Quote the data below in full, minus the images.

Dataset records
** Begin **

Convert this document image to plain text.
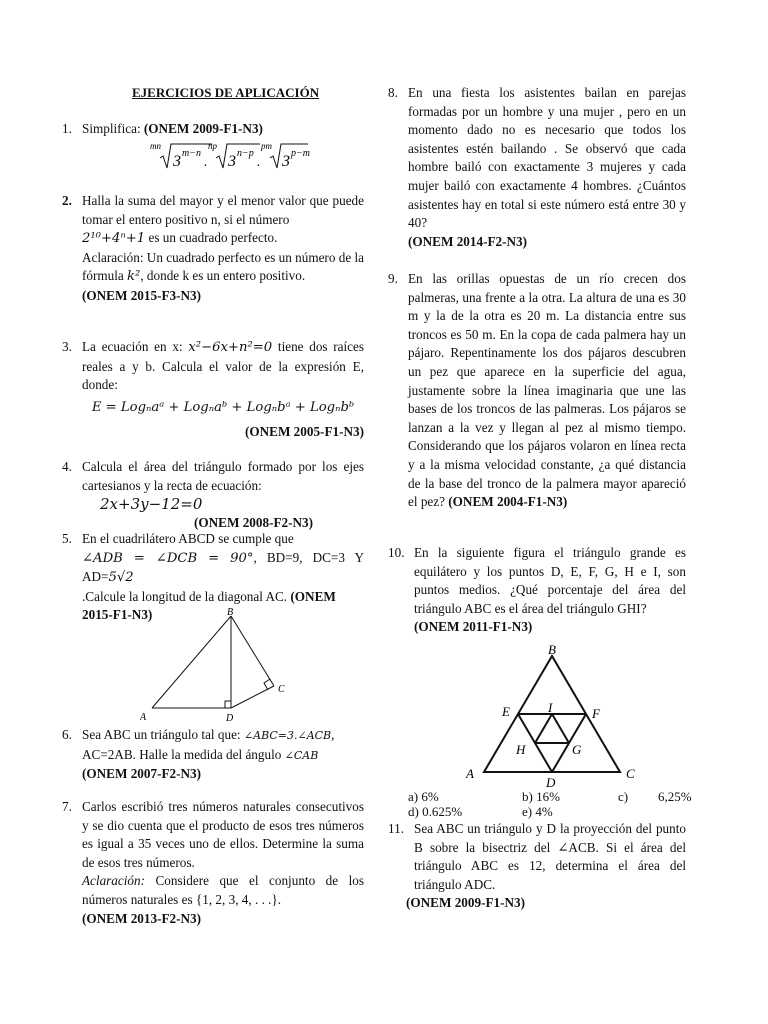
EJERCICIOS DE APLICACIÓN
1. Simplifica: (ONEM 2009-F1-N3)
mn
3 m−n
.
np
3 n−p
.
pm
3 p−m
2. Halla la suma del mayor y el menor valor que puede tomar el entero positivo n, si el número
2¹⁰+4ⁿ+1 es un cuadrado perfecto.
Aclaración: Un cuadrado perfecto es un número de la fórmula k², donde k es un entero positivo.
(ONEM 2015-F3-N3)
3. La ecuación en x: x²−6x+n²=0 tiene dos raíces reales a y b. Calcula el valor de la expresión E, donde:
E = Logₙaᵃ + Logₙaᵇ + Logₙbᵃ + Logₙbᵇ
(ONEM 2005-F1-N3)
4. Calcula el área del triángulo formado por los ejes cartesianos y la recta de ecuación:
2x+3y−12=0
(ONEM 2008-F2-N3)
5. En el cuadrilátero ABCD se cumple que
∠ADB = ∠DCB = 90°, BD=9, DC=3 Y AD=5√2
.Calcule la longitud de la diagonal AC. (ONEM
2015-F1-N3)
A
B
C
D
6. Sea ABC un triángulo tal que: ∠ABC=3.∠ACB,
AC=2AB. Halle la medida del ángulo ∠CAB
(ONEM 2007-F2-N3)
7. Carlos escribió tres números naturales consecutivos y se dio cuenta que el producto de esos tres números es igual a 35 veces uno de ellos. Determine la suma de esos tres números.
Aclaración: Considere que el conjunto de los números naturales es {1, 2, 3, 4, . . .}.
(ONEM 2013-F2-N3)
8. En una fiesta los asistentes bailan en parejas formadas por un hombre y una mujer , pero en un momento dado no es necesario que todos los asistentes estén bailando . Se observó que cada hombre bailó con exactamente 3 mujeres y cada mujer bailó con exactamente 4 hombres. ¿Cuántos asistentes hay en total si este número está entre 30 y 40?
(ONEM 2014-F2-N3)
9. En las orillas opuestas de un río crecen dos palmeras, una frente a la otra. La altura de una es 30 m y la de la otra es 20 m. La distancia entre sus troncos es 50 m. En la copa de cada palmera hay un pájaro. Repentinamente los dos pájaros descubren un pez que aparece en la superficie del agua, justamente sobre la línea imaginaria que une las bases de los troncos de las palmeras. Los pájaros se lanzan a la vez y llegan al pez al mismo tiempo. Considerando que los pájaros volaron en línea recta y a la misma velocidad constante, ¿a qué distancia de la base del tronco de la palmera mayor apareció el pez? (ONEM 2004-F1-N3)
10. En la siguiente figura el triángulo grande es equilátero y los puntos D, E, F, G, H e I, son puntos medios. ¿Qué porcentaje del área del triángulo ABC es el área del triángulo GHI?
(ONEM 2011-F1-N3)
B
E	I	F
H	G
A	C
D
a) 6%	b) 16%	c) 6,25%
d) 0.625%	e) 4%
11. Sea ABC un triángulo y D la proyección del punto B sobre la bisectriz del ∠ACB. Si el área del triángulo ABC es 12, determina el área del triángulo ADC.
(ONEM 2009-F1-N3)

** End **

Answer to the problem
Convert this document image to plain text.
EJERCICIOS DE APLICACIÓN
1. Simplifica: (ONEM 2009-F1-N3)
mn
3 m−n
.
np
3 n−p
.
pm
3 p−m
2. Halla la suma del mayor y el menor valor que puede tomar el entero positivo n, si el número
2¹⁰+4ⁿ+1 es un cuadrado perfecto.
Aclaración: Un cuadrado perfecto es un número de la fórmula k², donde k es un entero positivo.
(ONEM 2015-F3-N3)
3. La ecuación en x: x²−6x+n²=0 tiene dos raíces reales a y b. Calcula el valor de la expresión E, donde:
E = Logₙaᵃ + Logₙaᵇ + Logₙbᵃ + Logₙbᵇ
(ONEM 2005-F1-N3)
4. Calcula el área del triángulo formado por los ejes cartesianos y la recta de ecuación:
2x+3y−12=0
(ONEM 2008-F2-N3)
5. En el cuadrilátero ABCD se cumple que
∠ADB = ∠DCB = 90°, BD=9, DC=3 Y AD=5√2
.Calcule la longitud de la diagonal AC. (ONEM
2015-F1-N3)
A
B
C
D
6. Sea ABC un triángulo tal que: ∠ABC=3.∠ACB,
AC=2AB. Halle la medida del ángulo ∠CAB
(ONEM 2007-F2-N3)
7. Carlos escribió tres números naturales consecutivos y se dio cuenta que el producto de esos tres números es igual a 35 veces uno de ellos. Determine la suma de esos tres números.
Aclaración: Considere que el conjunto de los números naturales es {1, 2, 3, 4, . . .}.
(ONEM 2013-F2-N3)
8. En una fiesta los asistentes bailan en parejas formadas por un hombre y una mujer , pero en un momento dado no es necesario que todos los asistentes estén bailando . Se observó que cada hombre bailó con exactamente 3 mujeres y cada mujer bailó con exactamente 4 hombres. ¿Cuántos asistentes hay en total si este número está entre 30 y 40?
(ONEM 2014-F2-N3)
9. En las orillas opuestas de un río crecen dos palmeras, una frente a la otra. La altura de una es 30 m y la de la otra es 20 m. La distancia entre sus troncos es 50 m. En la copa de cada palmera hay un pájaro. Repentinamente los dos pájaros descubren un pez que aparece en la superficie del agua, justamente sobre la línea imaginaria que une las bases de los troncos de las palmeras. Los pájaros se lanzan a la vez y llegan al pez al mismo tiempo. Considerando que los pájaros volaron en línea recta y a la misma velocidad constante, ¿a qué distancia de la base del tronco de la palmera mayor apareció el pez? (ONEM 2004-F1-N3)
10. En la siguiente figura el triángulo grande es equilátero y los puntos D, E, F, G, H e I, son puntos medios. ¿Qué porcentaje del área del triángulo ABC es el área del triángulo GHI?
(ONEM 2011-F1-N3)
B
E	I	F
H	G
A	C
D
a) 6%	b) 16%	c) 6,25%
d) 0.625%	e) 4%
11. Sea ABC un triángulo y D la proyección del punto B sobre la bisectriz del ∠ACB. Si el área del triángulo ABC es 12, determina el área del triángulo ADC.
(ONEM 2009-F1-N3)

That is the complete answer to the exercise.